(begin)

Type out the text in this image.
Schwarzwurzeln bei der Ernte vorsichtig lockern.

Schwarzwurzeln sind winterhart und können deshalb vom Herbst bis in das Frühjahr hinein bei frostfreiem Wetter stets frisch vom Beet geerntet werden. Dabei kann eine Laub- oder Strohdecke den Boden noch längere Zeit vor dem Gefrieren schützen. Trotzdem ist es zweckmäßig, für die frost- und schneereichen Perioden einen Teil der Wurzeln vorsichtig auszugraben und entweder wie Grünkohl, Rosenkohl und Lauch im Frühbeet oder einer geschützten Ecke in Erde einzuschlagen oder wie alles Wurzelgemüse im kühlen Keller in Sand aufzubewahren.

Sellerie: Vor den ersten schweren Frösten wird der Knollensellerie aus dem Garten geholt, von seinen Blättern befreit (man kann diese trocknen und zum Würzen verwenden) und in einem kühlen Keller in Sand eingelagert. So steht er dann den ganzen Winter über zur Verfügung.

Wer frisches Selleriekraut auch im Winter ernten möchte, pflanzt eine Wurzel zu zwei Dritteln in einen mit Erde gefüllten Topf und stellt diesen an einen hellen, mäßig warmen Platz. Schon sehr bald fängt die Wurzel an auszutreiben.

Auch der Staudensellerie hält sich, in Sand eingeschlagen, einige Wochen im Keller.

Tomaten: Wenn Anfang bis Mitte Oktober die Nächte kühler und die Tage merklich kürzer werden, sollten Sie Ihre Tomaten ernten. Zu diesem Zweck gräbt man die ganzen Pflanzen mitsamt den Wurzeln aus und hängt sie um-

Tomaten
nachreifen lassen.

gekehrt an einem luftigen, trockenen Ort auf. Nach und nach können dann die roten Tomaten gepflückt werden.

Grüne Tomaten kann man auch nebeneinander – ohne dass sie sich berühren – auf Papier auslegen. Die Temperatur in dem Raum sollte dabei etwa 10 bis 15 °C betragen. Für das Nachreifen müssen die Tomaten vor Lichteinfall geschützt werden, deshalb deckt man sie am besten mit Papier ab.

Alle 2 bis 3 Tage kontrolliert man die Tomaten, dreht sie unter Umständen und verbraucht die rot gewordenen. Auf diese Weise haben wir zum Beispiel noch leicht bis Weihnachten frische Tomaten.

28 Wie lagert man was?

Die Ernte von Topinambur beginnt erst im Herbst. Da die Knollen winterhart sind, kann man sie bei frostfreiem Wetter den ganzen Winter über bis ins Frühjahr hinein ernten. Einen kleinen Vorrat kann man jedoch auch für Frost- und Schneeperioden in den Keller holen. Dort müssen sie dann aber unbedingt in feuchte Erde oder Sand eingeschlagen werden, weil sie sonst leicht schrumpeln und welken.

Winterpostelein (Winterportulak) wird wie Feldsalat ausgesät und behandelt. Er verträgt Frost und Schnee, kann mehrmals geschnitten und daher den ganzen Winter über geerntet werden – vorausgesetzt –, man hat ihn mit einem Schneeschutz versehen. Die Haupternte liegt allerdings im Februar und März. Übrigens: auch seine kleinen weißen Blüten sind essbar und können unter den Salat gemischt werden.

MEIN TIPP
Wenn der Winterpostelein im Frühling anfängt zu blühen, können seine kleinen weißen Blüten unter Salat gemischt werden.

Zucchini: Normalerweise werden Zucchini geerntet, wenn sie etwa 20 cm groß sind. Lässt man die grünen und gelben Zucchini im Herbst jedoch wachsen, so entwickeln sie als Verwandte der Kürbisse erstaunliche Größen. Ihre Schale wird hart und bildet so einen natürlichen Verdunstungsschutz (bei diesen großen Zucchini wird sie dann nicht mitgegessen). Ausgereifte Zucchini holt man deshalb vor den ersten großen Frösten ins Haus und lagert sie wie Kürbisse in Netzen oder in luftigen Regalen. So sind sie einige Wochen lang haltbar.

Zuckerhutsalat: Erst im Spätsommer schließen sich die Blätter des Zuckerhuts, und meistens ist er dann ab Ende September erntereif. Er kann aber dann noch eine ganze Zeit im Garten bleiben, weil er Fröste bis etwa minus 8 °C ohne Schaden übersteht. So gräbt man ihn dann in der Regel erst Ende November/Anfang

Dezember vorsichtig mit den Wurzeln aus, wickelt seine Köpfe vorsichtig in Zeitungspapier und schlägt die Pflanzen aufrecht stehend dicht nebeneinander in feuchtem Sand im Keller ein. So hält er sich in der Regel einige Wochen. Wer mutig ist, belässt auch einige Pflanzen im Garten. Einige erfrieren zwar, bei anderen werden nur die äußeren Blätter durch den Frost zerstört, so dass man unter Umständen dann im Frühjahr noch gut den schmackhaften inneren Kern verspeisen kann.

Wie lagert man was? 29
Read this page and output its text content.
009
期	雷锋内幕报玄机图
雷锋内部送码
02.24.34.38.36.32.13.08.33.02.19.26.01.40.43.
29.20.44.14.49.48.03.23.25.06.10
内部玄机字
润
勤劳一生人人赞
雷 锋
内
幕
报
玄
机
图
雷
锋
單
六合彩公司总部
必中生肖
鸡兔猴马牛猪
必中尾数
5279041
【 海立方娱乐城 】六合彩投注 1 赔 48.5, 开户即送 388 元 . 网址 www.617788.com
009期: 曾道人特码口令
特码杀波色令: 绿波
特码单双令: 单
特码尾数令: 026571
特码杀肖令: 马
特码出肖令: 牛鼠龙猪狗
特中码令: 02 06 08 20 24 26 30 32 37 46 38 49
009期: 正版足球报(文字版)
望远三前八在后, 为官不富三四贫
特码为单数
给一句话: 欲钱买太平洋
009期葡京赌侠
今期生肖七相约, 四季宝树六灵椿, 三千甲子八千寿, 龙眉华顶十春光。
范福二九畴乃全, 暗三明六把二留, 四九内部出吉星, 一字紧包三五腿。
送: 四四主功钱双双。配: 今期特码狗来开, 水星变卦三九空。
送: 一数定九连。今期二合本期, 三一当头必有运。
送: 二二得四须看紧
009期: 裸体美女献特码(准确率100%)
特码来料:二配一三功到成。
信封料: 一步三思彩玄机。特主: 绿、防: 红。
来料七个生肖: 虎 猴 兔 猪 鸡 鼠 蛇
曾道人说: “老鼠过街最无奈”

(end)

Please quote exactly the lines from the one containing "Read this page and output its text content." through the last line of the records above, both included, and nothing else.

▶ The output:
Read this page and output its text content.
009
期	雷锋内幕报玄机图
雷锋内部送码
02.24.34.38.36.32.13.08.33.02.19.26.01.40.43.
29.20.44.14.49.48.03.23.25.06.10
内部玄机字
润
勤劳一生人人赞
雷 锋
内
幕
报
玄
机
图
雷
锋
單
六合彩公司总部
必中生肖
鸡兔猴马牛猪
必中尾数
5279041
【 海立方娱乐城 】六合彩投注 1 赔 48.5, 开户即送 388 元 . 网址 www.617788.com
009期: 曾道人特码口令
特码杀波色令: 绿波
特码单双令: 单
特码尾数令: 026571
特码杀肖令: 马
特码出肖令: 牛鼠龙猪狗
特中码令: 02 06 08 20 24 26 30 32 37 46 38 49
009期: 正版足球报(文字版)
望远三前八在后, 为官不富三四贫
特码为单数
给一句话: 欲钱买太平洋
009期葡京赌侠
今期生肖七相约, 四季宝树六灵椿, 三千甲子八千寿, 龙眉华顶十春光。
范福二九畴乃全, 暗三明六把二留, 四九内部出吉星, 一字紧包三五腿。
送: 四四主功钱双双。配: 今期特码狗来开, 水星变卦三九空。
送: 一数定九连。今期二合本期, 三一当头必有运。
送: 二二得四须看紧
009期: 裸体美女献特码(准确率100%)
特码来料:二配一三功到成。
信封料: 一步三思彩玄机。特主: 绿、防: 红。
来料七个生肖: 虎 猴 兔 猪 鸡 鼠 蛇
曾道人说: “老鼠过街最无奈”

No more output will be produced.